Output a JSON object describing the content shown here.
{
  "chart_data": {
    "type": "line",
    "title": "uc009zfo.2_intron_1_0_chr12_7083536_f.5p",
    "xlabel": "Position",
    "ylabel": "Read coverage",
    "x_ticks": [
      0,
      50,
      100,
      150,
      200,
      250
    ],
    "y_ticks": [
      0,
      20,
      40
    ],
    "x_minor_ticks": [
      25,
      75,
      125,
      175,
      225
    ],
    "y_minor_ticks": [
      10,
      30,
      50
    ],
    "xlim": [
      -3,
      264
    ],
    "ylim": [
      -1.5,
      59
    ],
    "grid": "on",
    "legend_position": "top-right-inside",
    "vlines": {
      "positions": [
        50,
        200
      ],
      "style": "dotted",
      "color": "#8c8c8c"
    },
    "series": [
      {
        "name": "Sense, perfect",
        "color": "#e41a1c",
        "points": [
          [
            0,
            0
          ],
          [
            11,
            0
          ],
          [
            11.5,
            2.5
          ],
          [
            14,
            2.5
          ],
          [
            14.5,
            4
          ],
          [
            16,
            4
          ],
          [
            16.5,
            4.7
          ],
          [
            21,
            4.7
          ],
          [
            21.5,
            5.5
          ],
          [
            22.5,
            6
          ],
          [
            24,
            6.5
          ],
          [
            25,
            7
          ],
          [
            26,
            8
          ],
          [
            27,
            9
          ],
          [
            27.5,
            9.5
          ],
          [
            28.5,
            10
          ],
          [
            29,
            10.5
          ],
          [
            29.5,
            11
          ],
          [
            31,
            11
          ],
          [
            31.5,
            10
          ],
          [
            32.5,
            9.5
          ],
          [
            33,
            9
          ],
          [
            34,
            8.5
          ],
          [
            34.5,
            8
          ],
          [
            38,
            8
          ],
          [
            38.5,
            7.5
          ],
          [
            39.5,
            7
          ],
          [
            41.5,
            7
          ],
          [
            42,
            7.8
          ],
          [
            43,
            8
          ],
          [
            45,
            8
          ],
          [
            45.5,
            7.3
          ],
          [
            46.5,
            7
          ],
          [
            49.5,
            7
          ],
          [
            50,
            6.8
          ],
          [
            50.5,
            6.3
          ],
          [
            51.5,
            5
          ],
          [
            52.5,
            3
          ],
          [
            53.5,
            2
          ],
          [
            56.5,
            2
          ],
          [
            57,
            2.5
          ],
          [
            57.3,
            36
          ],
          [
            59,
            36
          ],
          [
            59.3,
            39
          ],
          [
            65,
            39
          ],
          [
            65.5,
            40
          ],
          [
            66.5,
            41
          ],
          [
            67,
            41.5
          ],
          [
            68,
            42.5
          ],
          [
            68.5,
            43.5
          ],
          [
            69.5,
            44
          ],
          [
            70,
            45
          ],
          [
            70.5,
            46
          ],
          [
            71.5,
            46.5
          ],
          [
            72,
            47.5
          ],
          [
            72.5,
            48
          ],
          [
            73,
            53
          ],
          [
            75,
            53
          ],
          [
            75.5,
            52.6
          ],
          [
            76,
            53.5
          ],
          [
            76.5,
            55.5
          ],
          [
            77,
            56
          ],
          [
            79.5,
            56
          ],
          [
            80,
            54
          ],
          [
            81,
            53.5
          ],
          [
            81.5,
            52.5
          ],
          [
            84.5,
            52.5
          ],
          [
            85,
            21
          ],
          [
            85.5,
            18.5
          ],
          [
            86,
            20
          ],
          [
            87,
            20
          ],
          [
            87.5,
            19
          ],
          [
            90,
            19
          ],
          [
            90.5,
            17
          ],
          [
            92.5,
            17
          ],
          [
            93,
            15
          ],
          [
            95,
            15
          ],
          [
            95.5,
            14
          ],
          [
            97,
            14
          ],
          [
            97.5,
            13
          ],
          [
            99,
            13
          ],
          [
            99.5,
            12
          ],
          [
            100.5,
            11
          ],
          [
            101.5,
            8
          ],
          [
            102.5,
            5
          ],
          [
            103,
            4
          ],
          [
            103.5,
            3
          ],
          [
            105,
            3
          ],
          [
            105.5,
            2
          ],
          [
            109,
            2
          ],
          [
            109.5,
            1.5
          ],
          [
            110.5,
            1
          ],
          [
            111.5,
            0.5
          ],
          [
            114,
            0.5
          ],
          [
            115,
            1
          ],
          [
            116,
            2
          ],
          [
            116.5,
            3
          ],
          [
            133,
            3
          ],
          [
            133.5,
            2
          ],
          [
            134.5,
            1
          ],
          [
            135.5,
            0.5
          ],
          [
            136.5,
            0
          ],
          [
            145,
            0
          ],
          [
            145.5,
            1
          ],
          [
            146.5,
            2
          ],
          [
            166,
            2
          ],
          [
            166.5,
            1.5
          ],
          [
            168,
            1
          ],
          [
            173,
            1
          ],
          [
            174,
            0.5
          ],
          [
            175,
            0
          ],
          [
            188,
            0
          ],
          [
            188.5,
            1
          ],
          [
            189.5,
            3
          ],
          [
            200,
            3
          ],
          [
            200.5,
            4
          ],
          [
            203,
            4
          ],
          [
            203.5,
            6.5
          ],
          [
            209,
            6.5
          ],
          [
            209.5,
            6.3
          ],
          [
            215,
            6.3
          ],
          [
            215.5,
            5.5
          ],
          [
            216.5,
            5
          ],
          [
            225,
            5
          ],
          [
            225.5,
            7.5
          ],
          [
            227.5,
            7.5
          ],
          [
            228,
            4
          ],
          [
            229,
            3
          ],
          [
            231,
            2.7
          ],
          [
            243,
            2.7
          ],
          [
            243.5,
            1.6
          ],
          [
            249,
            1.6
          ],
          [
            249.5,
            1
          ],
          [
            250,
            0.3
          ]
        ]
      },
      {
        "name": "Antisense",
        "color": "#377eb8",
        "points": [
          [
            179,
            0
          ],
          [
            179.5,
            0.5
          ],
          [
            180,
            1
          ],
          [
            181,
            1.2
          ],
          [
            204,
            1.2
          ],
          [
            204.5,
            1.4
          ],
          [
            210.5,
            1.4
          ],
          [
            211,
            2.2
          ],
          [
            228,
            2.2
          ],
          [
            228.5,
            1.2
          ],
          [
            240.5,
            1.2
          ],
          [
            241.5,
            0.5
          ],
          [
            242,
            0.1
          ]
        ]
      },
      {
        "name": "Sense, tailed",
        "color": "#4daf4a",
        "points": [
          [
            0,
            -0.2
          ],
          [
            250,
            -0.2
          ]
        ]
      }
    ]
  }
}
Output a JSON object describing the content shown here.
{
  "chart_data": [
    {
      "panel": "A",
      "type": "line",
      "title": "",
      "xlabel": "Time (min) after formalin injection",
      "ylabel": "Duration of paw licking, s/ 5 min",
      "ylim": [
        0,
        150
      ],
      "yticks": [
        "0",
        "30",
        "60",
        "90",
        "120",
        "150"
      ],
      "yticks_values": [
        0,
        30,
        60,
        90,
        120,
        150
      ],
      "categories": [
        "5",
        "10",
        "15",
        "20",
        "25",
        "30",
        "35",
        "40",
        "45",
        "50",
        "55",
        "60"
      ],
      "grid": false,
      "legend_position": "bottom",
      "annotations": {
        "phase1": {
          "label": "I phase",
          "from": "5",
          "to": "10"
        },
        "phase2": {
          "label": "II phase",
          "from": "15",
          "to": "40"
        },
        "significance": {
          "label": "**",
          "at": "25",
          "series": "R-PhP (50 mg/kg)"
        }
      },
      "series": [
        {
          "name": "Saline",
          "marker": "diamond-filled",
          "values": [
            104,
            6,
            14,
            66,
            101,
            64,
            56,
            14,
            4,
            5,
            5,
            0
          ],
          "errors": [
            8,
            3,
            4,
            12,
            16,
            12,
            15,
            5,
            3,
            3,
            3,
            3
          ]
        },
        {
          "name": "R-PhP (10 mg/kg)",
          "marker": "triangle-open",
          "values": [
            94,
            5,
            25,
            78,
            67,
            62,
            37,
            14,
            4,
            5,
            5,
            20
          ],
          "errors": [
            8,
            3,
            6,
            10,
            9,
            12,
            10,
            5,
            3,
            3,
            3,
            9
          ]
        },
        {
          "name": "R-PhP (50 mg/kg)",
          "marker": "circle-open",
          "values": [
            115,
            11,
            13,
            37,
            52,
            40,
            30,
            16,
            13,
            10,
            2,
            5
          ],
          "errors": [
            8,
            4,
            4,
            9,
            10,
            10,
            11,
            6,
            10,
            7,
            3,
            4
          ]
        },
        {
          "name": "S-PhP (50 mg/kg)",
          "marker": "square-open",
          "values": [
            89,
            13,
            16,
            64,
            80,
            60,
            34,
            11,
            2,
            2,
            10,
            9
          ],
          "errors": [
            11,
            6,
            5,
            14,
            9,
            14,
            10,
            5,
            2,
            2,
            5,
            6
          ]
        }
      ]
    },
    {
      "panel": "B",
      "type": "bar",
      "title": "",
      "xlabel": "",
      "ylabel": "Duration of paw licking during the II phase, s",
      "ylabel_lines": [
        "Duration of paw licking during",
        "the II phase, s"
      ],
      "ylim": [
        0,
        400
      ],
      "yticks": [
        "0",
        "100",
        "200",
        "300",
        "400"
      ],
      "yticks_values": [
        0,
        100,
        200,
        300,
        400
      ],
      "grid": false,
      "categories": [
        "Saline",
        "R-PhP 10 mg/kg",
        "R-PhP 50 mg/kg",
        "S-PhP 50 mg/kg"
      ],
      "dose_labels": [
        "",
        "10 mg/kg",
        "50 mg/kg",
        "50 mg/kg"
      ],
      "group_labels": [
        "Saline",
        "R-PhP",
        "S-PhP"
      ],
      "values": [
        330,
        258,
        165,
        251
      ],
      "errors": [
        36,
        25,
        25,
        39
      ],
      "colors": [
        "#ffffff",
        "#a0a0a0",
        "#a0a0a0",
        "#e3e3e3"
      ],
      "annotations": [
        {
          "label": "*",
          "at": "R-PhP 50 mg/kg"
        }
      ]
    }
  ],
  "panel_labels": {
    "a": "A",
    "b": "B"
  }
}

> _BRIEF_: Collect, from the material above, every line containing the word "name".

> _WRITTEN REPLY_:
        "name": "Sense, perfect",
        "name": "Antisense",
        "name": "Sense, tailed",
          "name": "Saline",
          "name": "R-PhP (10 mg/kg)",
          "name": "R-PhP (50 mg/kg)",
          "name": "S-PhP (50 mg/kg)",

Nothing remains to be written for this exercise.